(DATA PROVIDED):
────────

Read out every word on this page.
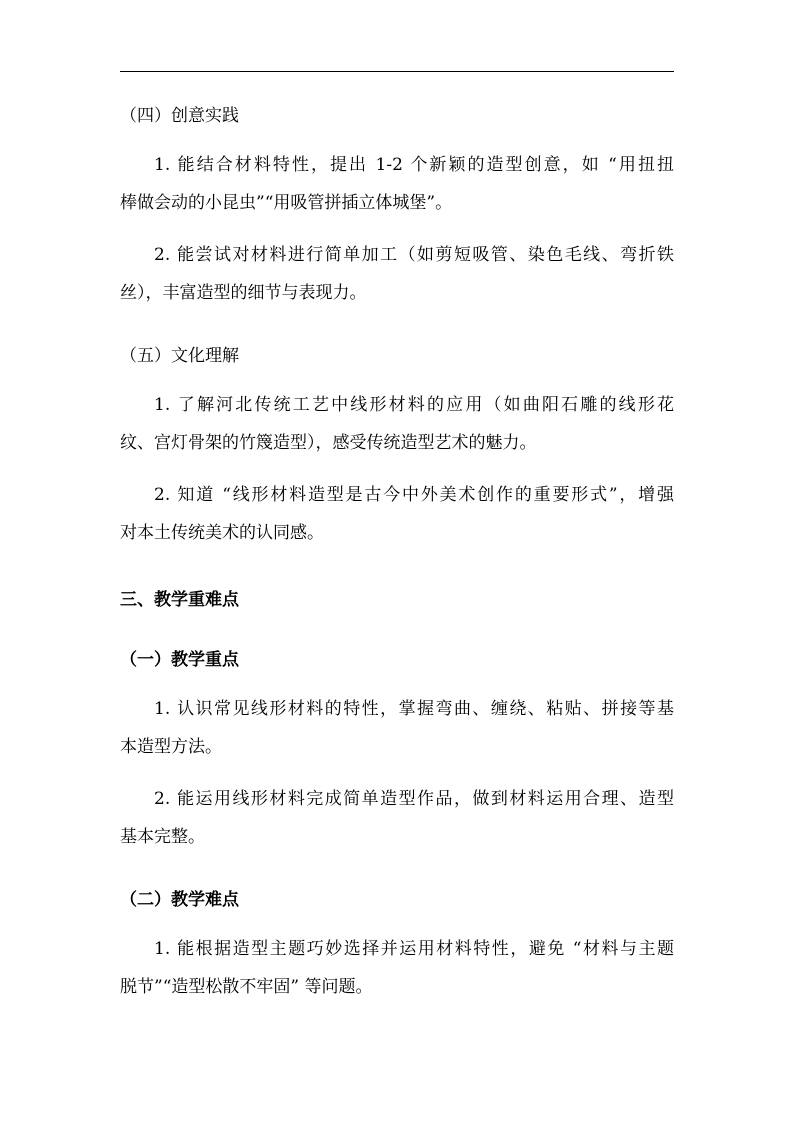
（四）创意实践
1. 能结合材料特性，提出 1-2 个新颖的造型创意，如 “用扭扭
棒做会动的小昆虫”“用吸管拼插立体城堡”。
2. 能尝试对材料进行简单加工（如剪短吸管、染色毛线、弯折铁
丝），丰富造型的细节与表现力。
（五）文化理解
1. 了解河北传统工艺中线形材料的应用（如曲阳石雕的线形花
纹、宫灯骨架的竹篾造型），感受传统造型艺术的魅力。
2. 知道 “线形材料造型是古今中外美术创作的重要形式”，增强
对本土传统美术的认同感。
三、教学重难点
（一）教学重点
1. 认识常见线形材料的特性，掌握弯曲、缠绕、粘贴、拼接等基
本造型方法。
2. 能运用线形材料完成简单造型作品，做到材料运用合理、造型
基本完整。
（二）教学难点
1. 能根据造型主题巧妙选择并运用材料特性，避免 “材料与主题
脱节”“造型松散不牢固” 等问题。
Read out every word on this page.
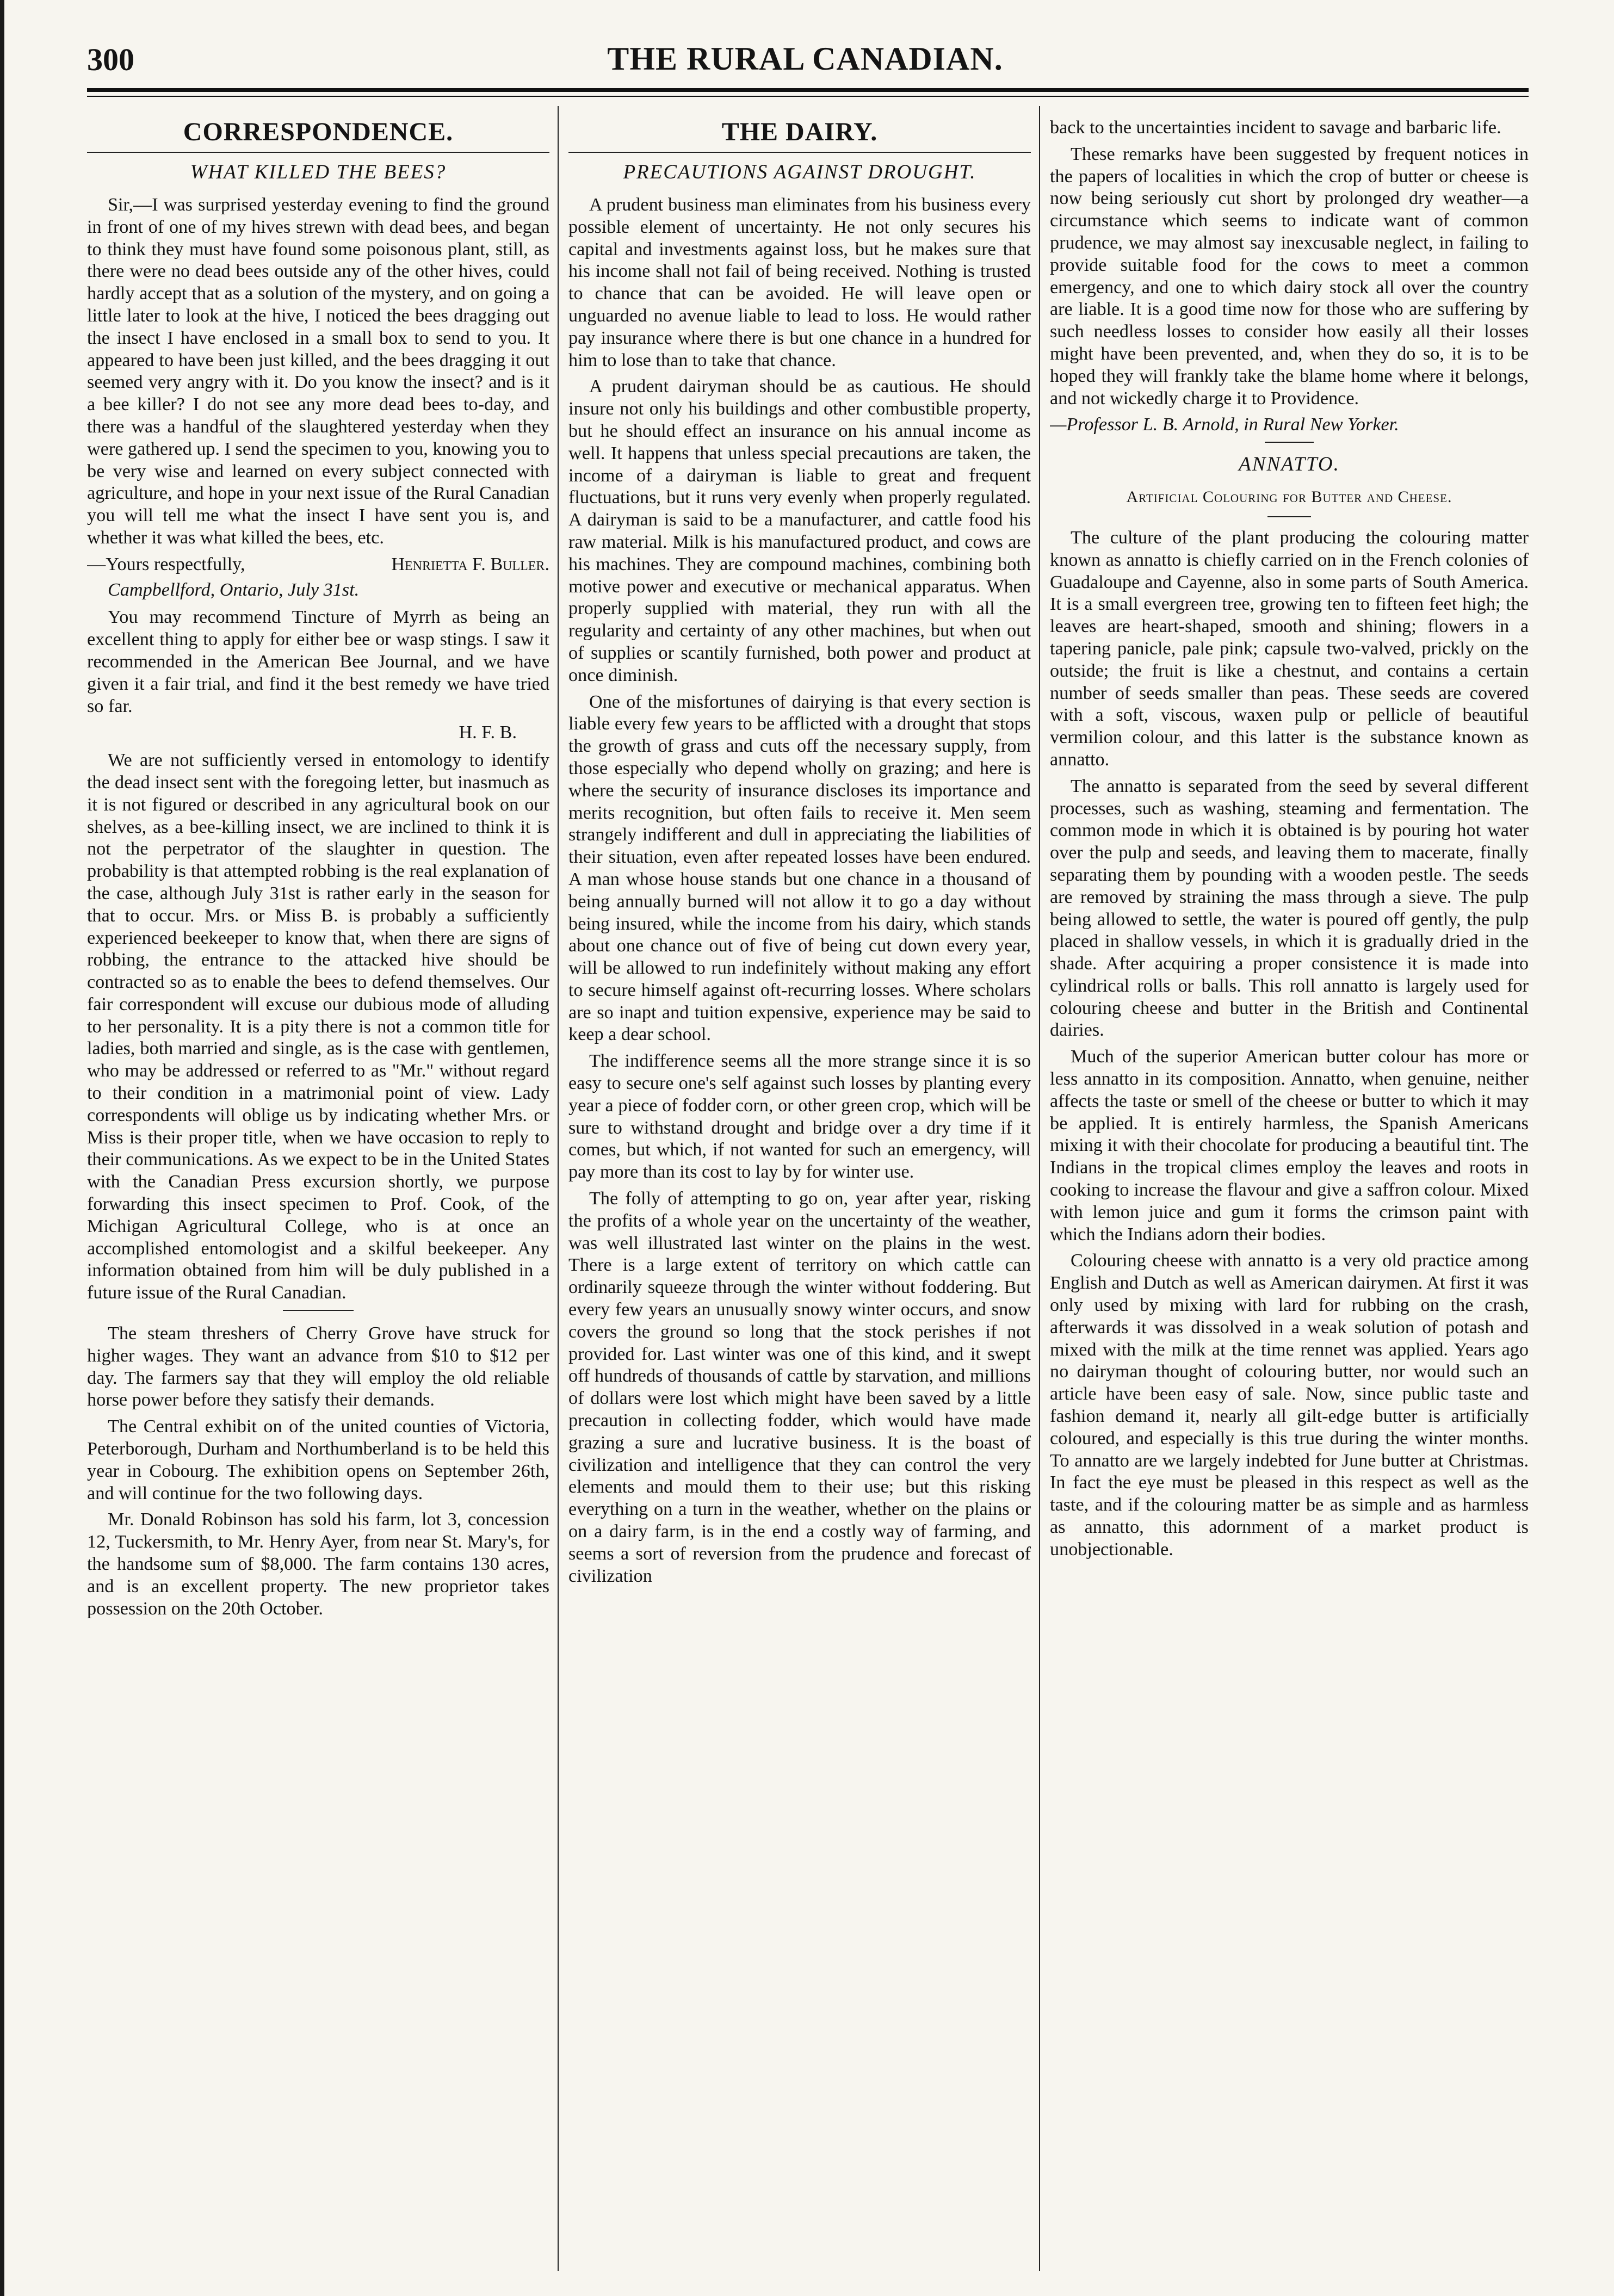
300	THE RURAL CANADIAN.
CORRESPONDENCE.
WHAT KILLED THE BEES?

Sir,—I was surprised yesterday evening to find the ground in front of one of my hives strewn with dead bees, and began to think they must have found some poisonous plant, still, as there were no dead bees outside any of the other hives, could hardly accept that as a solution of the mystery, and on going a little later to look at the hive, I noticed the bees dragging out the insect I have enclosed in a small box to send to you. It appeared to have been just killed, and the bees dragging it out seemed very angry with it. Do you know the insect? and is it a bee killer? I do not see any more dead bees to-day, and there was a handful of the slaughtered yesterday when they were gathered up. I send the specimen to you, knowing you to be very wise and learned on every subject connected with agriculture, and hope in your next issue of the Rural Canadian you will tell me what the insect I have sent you is, and whether it was what killed the bees, etc.

—Yours respectfully,	Henrietta F. Buller.
Campbellford, Ontario, July 31st.

You may recommend Tincture of Myrrh as being an excellent thing to apply for either bee or wasp stings. I saw it recommended in the American Bee Journal, and we have given it a fair trial, and find it the best remedy we have tried so far.

H. F. B.

We are not sufficiently versed in entomology to identify the dead insect sent with the foregoing letter, but inasmuch as it is not figured or described in any agricultural book on our shelves, as a bee-killing insect, we are inclined to think it is not the perpetrator of the slaughter in question. The probability is that attempted robbing is the real explanation of the case, although July 31st is rather early in the season for that to occur. Mrs. or Miss B. is probably a sufficiently experienced beekeeper to know that, when there are signs of robbing, the entrance to the attacked hive should be contracted so as to enable the bees to defend themselves. Our fair correspondent will excuse our dubious mode of alluding to her personality. It is a pity there is not a common title for ladies, both married and single, as is the case with gentlemen, who may be addressed or referred to as "Mr." without regard to their condition in a matrimonial point of view. Lady correspondents will oblige us by indicating whether Mrs. or Miss is their proper title, when we have occasion to reply to their communications. As we expect to be in the United States with the Canadian Press excursion shortly, we purpose forwarding this insect specimen to Prof. Cook, of the Michigan Agricultural College, who is at once an accomplished entomologist and a skilful beekeeper. Any information obtained from him will be duly published in a future issue of the Rural Canadian.

The steam threshers of Cherry Grove have struck for higher wages. They want an advance from $10 to $12 per day. The farmers say that they will employ the old reliable horse power before they satisfy their demands.

The Central exhibit on of the united counties of Victoria, Peterborough, Durham and Northumberland is to be held this year in Cobourg. The exhibition opens on September 26th, and will continue for the two following days.

Mr. Donald Robinson has sold his farm, lot 3, concession 12, Tuckersmith, to Mr. Henry Ayer, from near St. Mary's, for the handsome sum of $8,000. The farm contains 130 acres, and is an excellent property. The new proprietor takes possession on the 20th October.

THE DAIRY.
PRECAUTIONS AGAINST DROUGHT.

A prudent business man eliminates from his business every possible element of uncertainty. He not only secures his capital and investments against loss, but he makes sure that his income shall not fail of being received. Nothing is trusted to chance that can be avoided. He will leave open or unguarded no avenue liable to lead to loss. He would rather pay insurance where there is but one chance in a hundred for him to lose than to take that chance.

A prudent dairyman should be as cautious. He should insure not only his buildings and other combustible property, but he should effect an insurance on his annual income as well. It happens that unless special precautions are taken, the income of a dairyman is liable to great and frequent fluctuations, but it runs very evenly when properly regulated. A dairyman is said to be a manufacturer, and cattle food his raw material. Milk is his manufactured product, and cows are his machines. They are compound machines, combining both motive power and executive or mechanical apparatus. When properly supplied with material, they run with all the regularity and certainty of any other machines, but when out of supplies or scantily furnished, both power and product at once diminish.

One of the misfortunes of dairying is that every section is liable every few years to be afflicted with a drought that stops the growth of grass and cuts off the necessary supply, from those especially who depend wholly on grazing; and here is where the security of insurance discloses its importance and merits recognition, but often fails to receive it. Men seem strangely indifferent and dull in appreciating the liabilities of their situation, even after repeated losses have been endured. A man whose house stands but one chance in a thousand of being annually burned will not allow it to go a day without being insured, while the income from his dairy, which stands about one chance out of five of being cut down every year, will be allowed to run indefinitely without making any effort to secure himself against oft-recurring losses. Where scholars are so inapt and tuition expensive, experience may be said to keep a dear school.

The indifference seems all the more strange since it is so easy to secure one's self against such losses by planting every year a piece of fodder corn, or other green crop, which will be sure to withstand drought and bridge over a dry time if it comes, but which, if not wanted for such an emergency, will pay more than its cost to lay by for winter use.

The folly of attempting to go on, year after year, risking the profits of a whole year on the uncertainty of the weather, was well illustrated last winter on the plains in the west. There is a large extent of territory on which cattle can ordinarily squeeze through the winter without foddering. But every few years an unusually snowy winter occurs, and snow covers the ground so long that the stock perishes if not provided for. Last winter was one of this kind, and it swept off hundreds of thousands of cattle by starvation, and millions of dollars were lost which might have been saved by a little precaution in collecting fodder, which would have made grazing a sure and lucrative business. It is the boast of civilization and intelligence that they can control the very elements and mould them to their use; but this risking everything on a turn in the weather, whether on the plains or on a dairy farm, is in the end a costly way of farming, and seems a sort of reversion from the prudence and forecast of civilization

back to the uncertainties incident to savage and barbaric life.

These remarks have been suggested by frequent notices in the papers of localities in which the crop of butter or cheese is now being seriously cut short by prolonged dry weather—a circumstance which seems to indicate want of common prudence, we may almost say inexcusable neglect, in failing to provide suitable food for the cows to meet a common emergency, and one to which dairy stock all over the country are liable. It is a good time now for those who are suffering by such needless losses to consider how easily all their losses might have been prevented, and, when they do so, it is to be hoped they will frankly take the blame home where it belongs, and not wickedly charge it to Providence.

—Professor L. B. Arnold, in Rural New Yorker.
ANNATTO.
Artificial Colouring for Butter and Cheese.

The culture of the plant producing the colouring matter known as annatto is chiefly carried on in the French colonies of Guadaloupe and Cayenne, also in some parts of South America. It is a small evergreen tree, growing ten to fifteen feet high; the leaves are heart-shaped, smooth and shining; flowers in a tapering panicle, pale pink; capsule two-valved, prickly on the outside; the fruit is like a chestnut, and contains a certain number of seeds smaller than peas. These seeds are covered with a soft, viscous, waxen pulp or pellicle of beautiful vermilion colour, and this latter is the substance known as annatto.

The annatto is separated from the seed by several different processes, such as washing, steaming and fermentation. The common mode in which it is obtained is by pouring hot water over the pulp and seeds, and leaving them to macerate, finally separating them by pounding with a wooden pestle. The seeds are removed by straining the mass through a sieve. The pulp being allowed to settle, the water is poured off gently, the pulp placed in shallow vessels, in which it is gradually dried in the shade. After acquiring a proper consistence it is made into cylindrical rolls or balls. This roll annatto is largely used for colouring cheese and butter in the British and Continental dairies.

Much of the superior American butter colour has more or less annatto in its composition. Annatto, when genuine, neither affects the taste or smell of the cheese or butter to which it may be applied. It is entirely harmless, the Spanish Americans mixing it with their chocolate for producing a beautiful tint. The Indians in the tropical climes employ the leaves and roots in cooking to increase the flavour and give a saffron colour. Mixed with lemon juice and gum it forms the crimson paint with which the Indians adorn their bodies.

Colouring cheese with annatto is a very old practice among English and Dutch as well as American dairymen. At first it was only used by mixing with lard for rubbing on the crash, afterwards it was dissolved in a weak solution of potash and mixed with the milk at the time rennet was applied. Years ago no dairyman thought of colouring butter, nor would such an article have been easy of sale. Now, since public taste and fashion demand it, nearly all gilt-edge butter is artificially coloured, and especially is this true during the winter months. To annatto are we largely indebted for June butter at Christmas. In fact the eye must be pleased in this respect as well as the taste, and if the colouring matter be as simple and as harmless as annatto, this adornment of a market product is unobjectionable.
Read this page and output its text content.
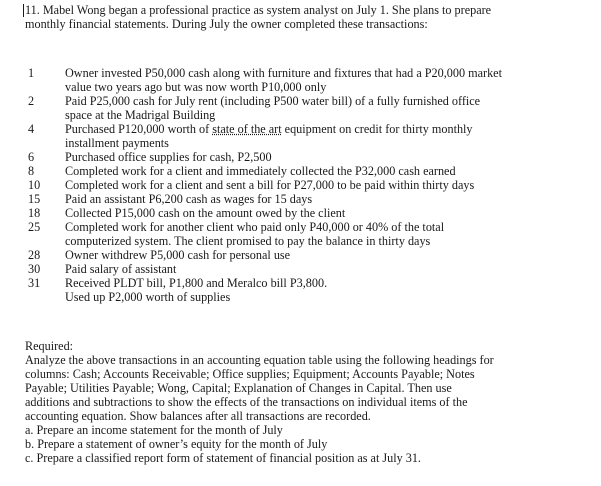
11. Mabel Wong began a professional practice as system analyst on July 1. She plans to prepare
monthly financial statements. During July the owner completed these transactions:
1	Owner invested P50,000 cash along with furniture and fixtures that had a P20,000 market
value two years ago but was now worth P10,000 only
2	Paid P25,000 cash for July rent (including P500 water bill) of a fully furnished office
space at the Madrigal Building
4	Purchased P120,000 worth of state of the art equipment on credit for thirty monthly
installment payments
6	Purchased office supplies for cash, P2,500
8	Completed work for a client and immediately collected the P32,000 cash earned
10	Completed work for a client and sent a bill for P27,000 to be paid within thirty days
15	Paid an assistant P6,200 cash as wages for 15 days
18	Collected P15,000 cash on the amount owed by the client
25	Completed work for another client who paid only P40,000 or 40% of the total
computerized system. The client promised to pay the balance in thirty days
28	Owner withdrew P5,000 cash for personal use
30	Paid salary of assistant
31	Received PLDT bill, P1,800 and Meralco bill P3,800.
Used up P2,000 worth of supplies
Required:
Analyze the above transactions in an accounting equation table using the following headings for
columns: Cash; Accounts Receivable; Office supplies; Equipment; Accounts Payable; Notes
Payable; Utilities Payable; Wong, Capital; Explanation of Changes in Capital. Then use
additions and subtractions to show the effects of the transactions on individual items of the
accounting equation. Show balances after all transactions are recorded.
a. Prepare an income statement for the month of July
b. Prepare a statement of owner’s equity for the month of July
c. Prepare a classified report form of statement of financial position as at July 31.
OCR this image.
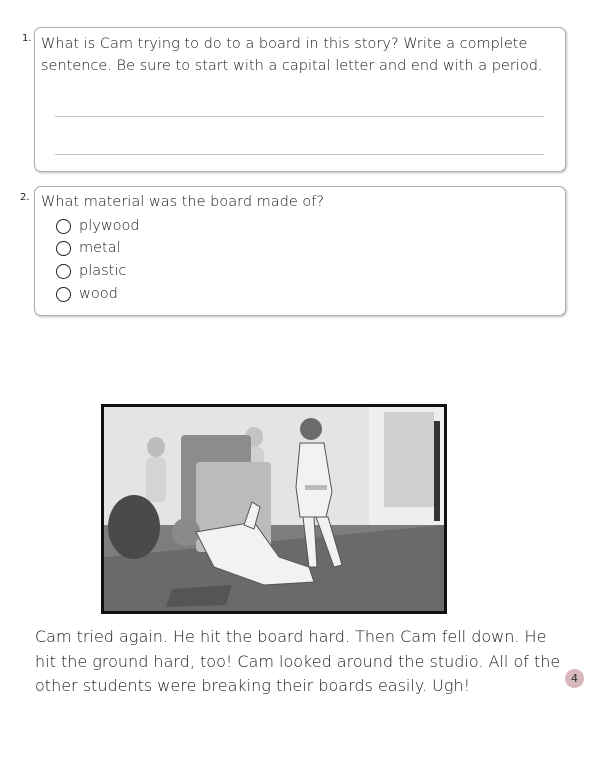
1. What is Cam trying to do to a board in this story? Write a complete sentence. Be sure to start with a capital letter and end with a period.
2. What material was the board made of?
plywood
metal
plastic
wood
Cam tried again. He hit the board hard. Then Cam fell down. He hit the ground hard, too! Cam looked around the studio. All of the other students were breaking their boards easily. Ugh!	4
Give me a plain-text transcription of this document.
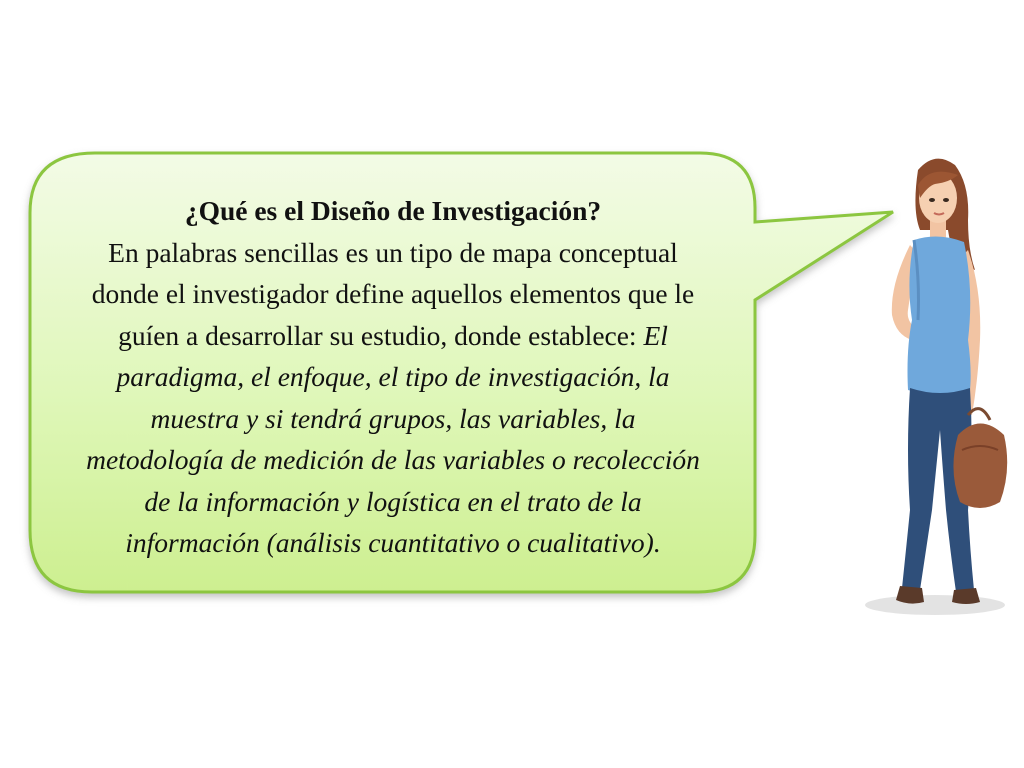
¿Qué es el Diseño de Investigación?
En palabras sencillas es un tipo de mapa conceptual
donde el investigador define aquellos elementos que le
guíen a desarrollar su estudio, donde establece: El
paradigma, el enfoque, el tipo de investigación, la
muestra y si tendrá grupos, las variables, la
metodología de medición de las variables o recolección
de la información y logística en el trato de la
información (análisis cuantitativo o cualitativo).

────────

(WHAT THE EXERCISE ASKS): Each line from the one bearing "OCR this image." through the final line of the records is to be copied exactly, and no pictures are to be included.

(EXERCISE SOLUTION):
OCR this image.
1. What is Cam trying to do to a board in this story? Write a complete sentence. Be sure to start with a capital letter and end with a period.
2. What material was the board made of?
plywood
metal
plastic
wood
Cam tried again. He hit the board hard. Then Cam fell down. He hit the ground hard, too! Cam looked around the studio. All of the other students were breaking their boards easily. Ugh!	4
Give me a plain-text transcription of this document.
¿Qué es el Diseño de Investigación?
En palabras sencillas es un tipo de mapa conceptual
donde el investigador define aquellos elementos que le
guíen a desarrollar su estudio, donde establece: El
paradigma, el enfoque, el tipo de investigación, la
muestra y si tendrá grupos, las variables, la
metodología de medición de las variables o recolección
de la información y logística en el trato de la
información (análisis cuantitativo o cualitativo).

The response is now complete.